:: DATA FOR REVIEW ::

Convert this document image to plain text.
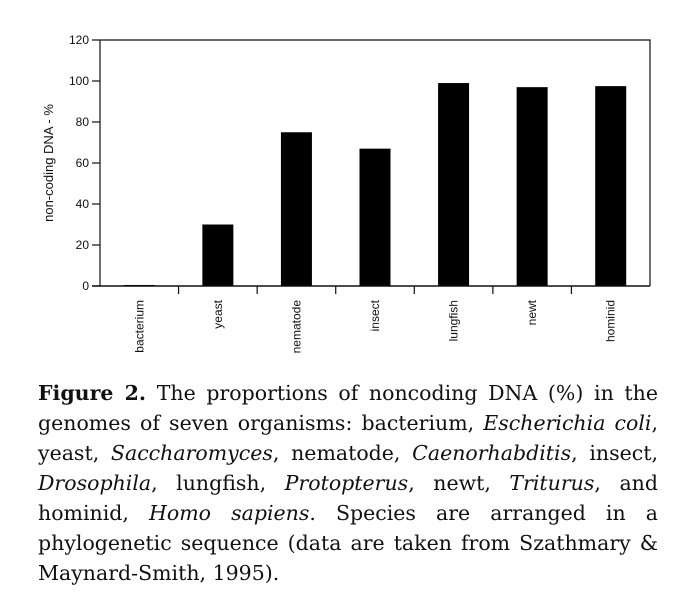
0
20
40
60
80
100
120
bacterium	yeast	nematode	insect	lungfish	newt	hominid
non-coding DNA - %
Figure 2. The proportions of noncoding DNA (%) in the genomes of seven organisms: bacterium, Escherichia coli, yeast, Saccharomyces, nematode, Caenorhabditis, insect, Drosophila, lungfish, Protopterus, newt, Triturus, and hominid, Homo sapiens. Species are arranged in a phylogenetic sequence (data are taken from Szathmary & Maynard-Smith, 1995).
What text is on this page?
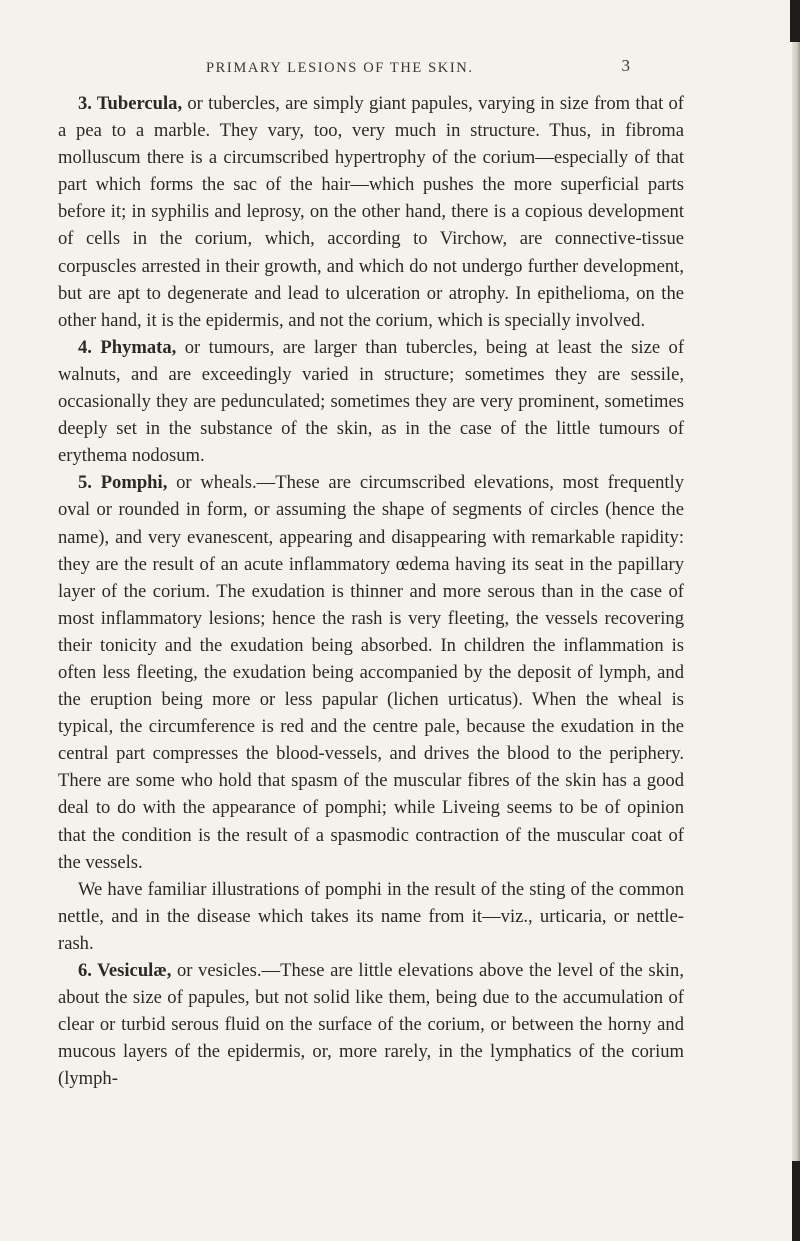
PRIMARY LESIONS OF THE SKIN.	3

3. Tubercula, or tubercles, are simply giant papules, varying in size from that of a pea to a marble. They vary, too, very much in structure. Thus, in fibroma molluscum there is a circumscribed hypertrophy of the corium—especially of that part which forms the sac of the hair—which pushes the more superficial parts before it; in syphilis and leprosy, on the other hand, there is a copious development of cells in the corium, which, according to Virchow, are connective-tissue corpuscles arrested in their growth, and which do not undergo further development, but are apt to degenerate and lead to ulceration or atrophy. In epithelioma, on the other hand, it is the epidermis, and not the corium, which is specially involved.

4. Phymata, or tumours, are larger than tubercles, being at least the size of walnuts, and are exceedingly varied in structure; sometimes they are sessile, occasionally they are pedunculated; sometimes they are very prominent, sometimes deeply set in the substance of the skin, as in the case of the little tumours of erythema nodosum.

5. Pomphi, or wheals.—These are circumscribed elevations, most frequently oval or rounded in form, or assuming the shape of segments of circles (hence the name), and very evanescent, appearing and disappearing with remarkable rapidity: they are the result of an acute inflammatory œdema having its seat in the papillary layer of the corium. The exudation is thinner and more serous than in the case of most inflammatory lesions; hence the rash is very fleeting, the vessels recovering their tonicity and the exudation being absorbed. In children the inflammation is often less fleeting, the exudation being accompanied by the deposit of lymph, and the eruption being more or less papular (lichen urticatus). When the wheal is typical, the circumference is red and the centre pale, because the exudation in the central part compresses the blood-vessels, and drives the blood to the periphery. There are some who hold that spasm of the muscular fibres of the skin has a good deal to do with the appearance of pomphi; while Liveing seems to be of opinion that the condition is the result of a spasmodic contraction of the muscular coat of the vessels.

We have familiar illustrations of pomphi in the result of the sting of the common nettle, and in the disease which takes its name from it—viz., urticaria, or nettle-rash.

6. Vesiculæ, or vesicles.—These are little elevations above the level of the skin, about the size of papules, but not solid like them, being due to the accumulation of clear or turbid serous fluid on the surface of the corium, or between the horny and mucous layers of the epidermis, or, more rarely, in the lymphatics of the corium (lymph-
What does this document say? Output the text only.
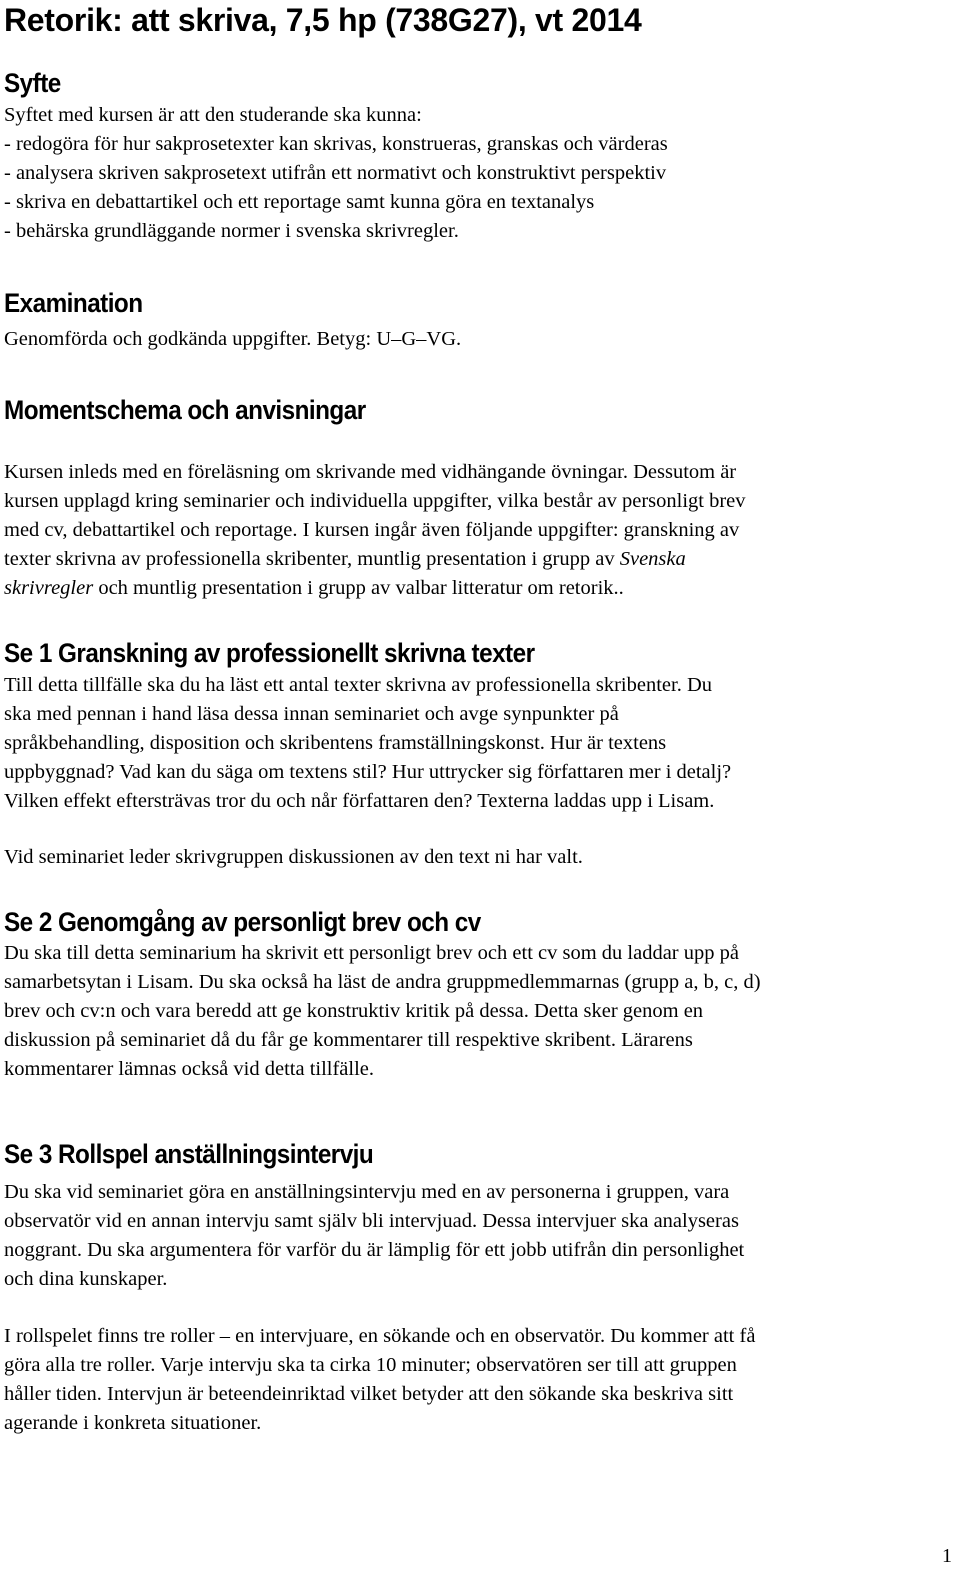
Retorik: att skriva, 7,5 hp (738G27), vt 2014
Syfte
Syftet med kursen är att den studerande ska kunna:
- redogöra för hur sakprosetexter kan skrivas, konstrueras, granskas och värderas
- analysera skriven sakprosetext utifrån ett normativt och konstruktivt perspektiv
- skriva en debattartikel och ett reportage samt kunna göra en textanalys
- behärska grundläggande normer i svenska skrivregler.
Examination
Genomförda och godkända uppgifter. Betyg: U–G–VG.
Momentschema och anvisningar
Kursen inleds med en föreläsning om skrivande med vidhängande övningar. Dessutom är
kursen upplagd kring seminarier och individuella uppgifter, vilka består av personligt brev
med cv, debattartikel och reportage. I kursen ingår även följande uppgifter: granskning av
texter skrivna av professionella skribenter, muntlig presentation i grupp av Svenska
skrivregler och muntlig presentation i grupp av valbar litteratur om retorik..
Se 1 Granskning av professionellt skrivna texter
Till detta tillfälle ska du ha läst ett antal texter skrivna av professionella skribenter. Du
ska med pennan i hand läsa dessa innan seminariet och avge synpunkter på
språkbehandling, disposition och skribentens framställningskonst. Hur är textens
uppbyggnad? Vad kan du säga om textens stil? Hur uttrycker sig författaren mer i detalj?
Vilken effekt eftersträvas tror du och når författaren den? Texterna laddas upp i Lisam.
Vid seminariet leder skrivgruppen diskussionen av den text ni har valt.
Se 2 Genomgång av personligt brev och cv
Du ska till detta seminarium ha skrivit ett personligt brev och ett cv som du laddar upp på
samarbetsytan i Lisam. Du ska också ha läst de andra gruppmedlemmarnas (grupp a, b, c, d)
brev och cv:n och vara beredd att ge konstruktiv kritik på dessa. Detta sker genom en
diskussion på seminariet då du får ge kommentarer till respektive skribent. Lärarens
kommentarer lämnas också vid detta tillfälle.
Se 3 Rollspel anställningsintervju
Du ska vid seminariet göra en anställningsintervju med en av personerna i gruppen, vara
observatör vid en annan intervju samt själv bli intervjuad. Dessa intervjuer ska analyseras
noggrant. Du ska argumentera för varför du är lämplig för ett jobb utifrån din personlighet
och dina kunskaper.
I rollspelet finns tre roller – en intervjuare, en sökande och en observatör. Du kommer att få
göra alla tre roller. Varje intervju ska ta cirka 10 minuter; observatören ser till att gruppen
håller tiden. Intervjun är beteendeinriktad vilket betyder att den sökande ska beskriva sitt
agerande i konkreta situationer.
1
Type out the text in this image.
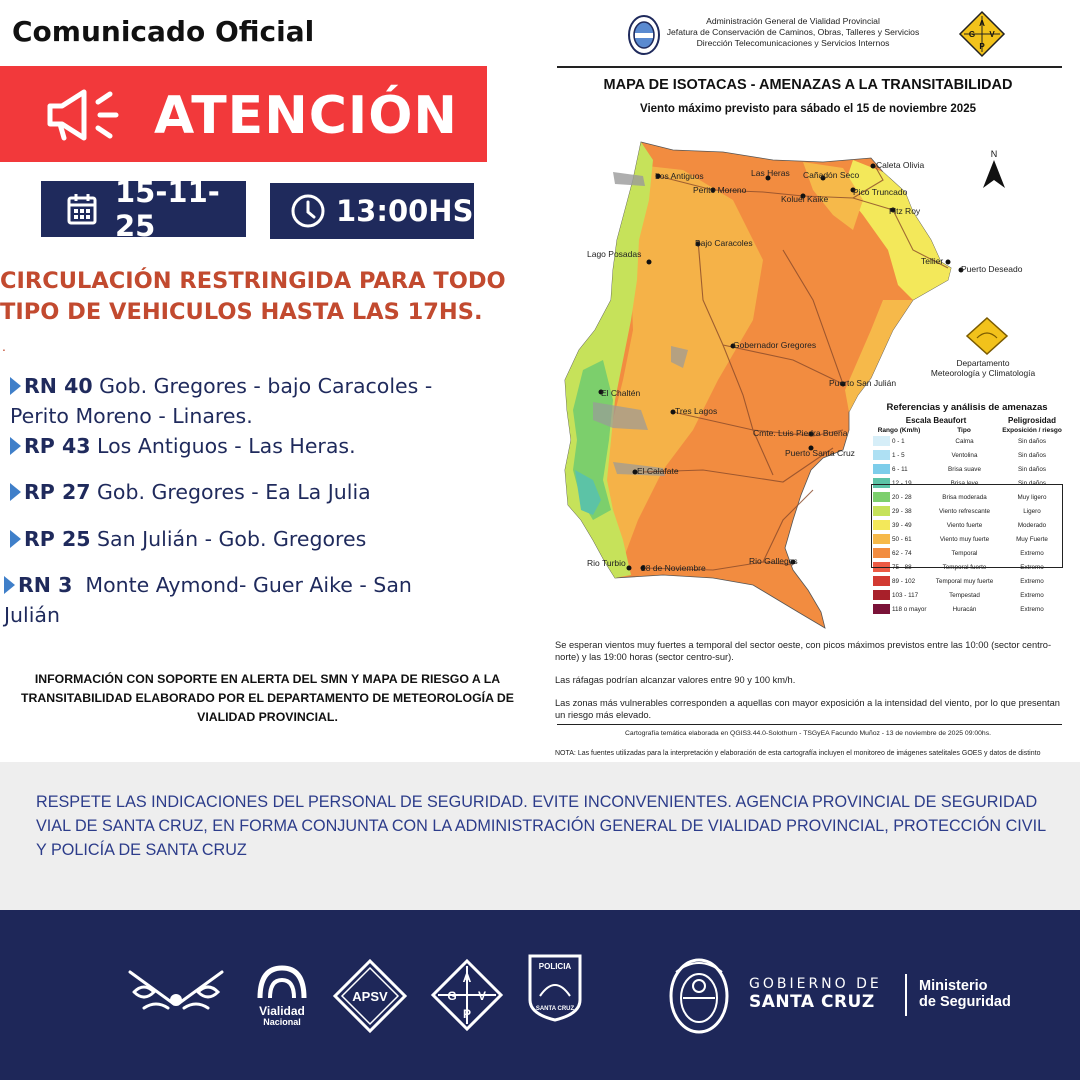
Comunicado Oficial
ATENCIÓN
15-11-25	13:00HS
CIRCULACIÓN RESTRINGIDA PARA TODO TIPO DE VEHICULOS HASTA LAS 17HS.
.
RN 40 Gob. Gregores - bajo Caracoles - Perito Moreno - Linares.
RP 43 Los Antiguos - Las Heras.
RP 27 Gob. Gregores - Ea La Julia
RP 25 San Julián - Gob. Gregores
RN 3 Monte Aymond- Guer Aike - San Julián
INFORMACIÓN CON SOPORTE EN ALERTA DEL SMN Y MAPA DE RIESGO A LA TRANSITABILIDAD ELABORADO POR EL DEPARTAMENTO DE METEOROLOGÍA DE VIALIDAD PROVINCIAL.
Administración General de Vialidad Provincial
Jefatura de Conservación de Caminos, Obras, Talleres y Servicios
Dirección Telecomunicaciones y Servicios Internos
A
G V
P
MAPA DE ISOTACAS - AMENAZAS A LA TRANSITABILIDAD
Viento máximo previsto para sábado el 15 de noviembre 2025
Los Antiguos
Perito Moreno
Las Heras Cañadón Seco
Caleta Olivia
Koluel Kaike
Pico Truncado
Fitz Roy
Bajo Caracoles
Lago Posadas
Tellier
Puerto Deseado
Gobernador Gregores
Puerto San Julián
El Chaltén
Tres Lagos
Cmte. Luis Piedra Buena
Puerto Santa Cruz
El Calafate
Rio Turbio 28 de Noviembre
Rio Gallegos
N
Departamento
Meteorología y Climatología
Referencias y análisis de amenazas
Escala Beaufort	Peligrosidad
Rango (Km/h)	Tipo	Exposición / riesgo
0 - 1	Calma	Sin daños
1 - 5	Ventolina	Sin daños
6 - 11	Brisa suave	Sin daños
12 - 19	Brisa leve	Sin daños
20 - 28	Brisa moderada	Muy ligero
29 - 38	Viento refrescante	Ligero
39 - 49	Viento fuerte	Moderado
50 - 61	Viento muy fuerte	Muy Fuerte
62 - 74	Temporal	Extremo
75 - 88	Temporal fuerte	Extremo
89 - 102	Temporal muy fuerte	Extremo
103 - 117	Tempestad	Extremo
118 o mayor	Huracán	Extremo

Se esperan vientos muy fuertes a temporal del sector oeste, con picos máximos previstos entre las 10:00 (sector centro-norte) y las 19:00 horas (sector centro-sur).

Las ráfagas podrían alcanzar valores entre 90 y 100 km/h.

Las zonas más vulnerables corresponden a aquellas con mayor exposición a la intensidad del viento, por lo que presentan un riesgo más elevado.

Cartografía temática elaborada en QGIS3.44.0-Solothurn - TSGyEA Facundo Muñoz - 13 de noviembre de 2025 09:00hs.
NOTA: Las fuentes utilizadas para la interpretación y elaboración de esta cartografía incluyen el monitoreo de imágenes satelitales GOES y datos de distinto
RESPETE LAS INDICACIONES DEL PERSONAL DE SEGURIDAD. EVITE INCONVENIENTES. AGENCIA PROVINCIAL DE SEGURIDAD VIAL DE SANTA CRUZ, EN FORMA CONJUNTA CON LA ADMINISTRACIÓN GENERAL DE VIALIDAD PROVINCIAL, PROTECCIÓN CIVIL Y POLICÍA DE SANTA CRUZ
Vialidad
Nacional
APSV
A
G V
P
POLICIA
SANTA CRUZ
GOBIERNO DE
SANTA CRUZ
Ministerio
de Seguridad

:::

WHAT TO DO - Find every line above where the word "this" occurs, and copy that line.

SOLVED EXERCISE -
Convert this document image to plain text.
What text is on this page?
What does this document say? Output the text only.
Type out the text in this image.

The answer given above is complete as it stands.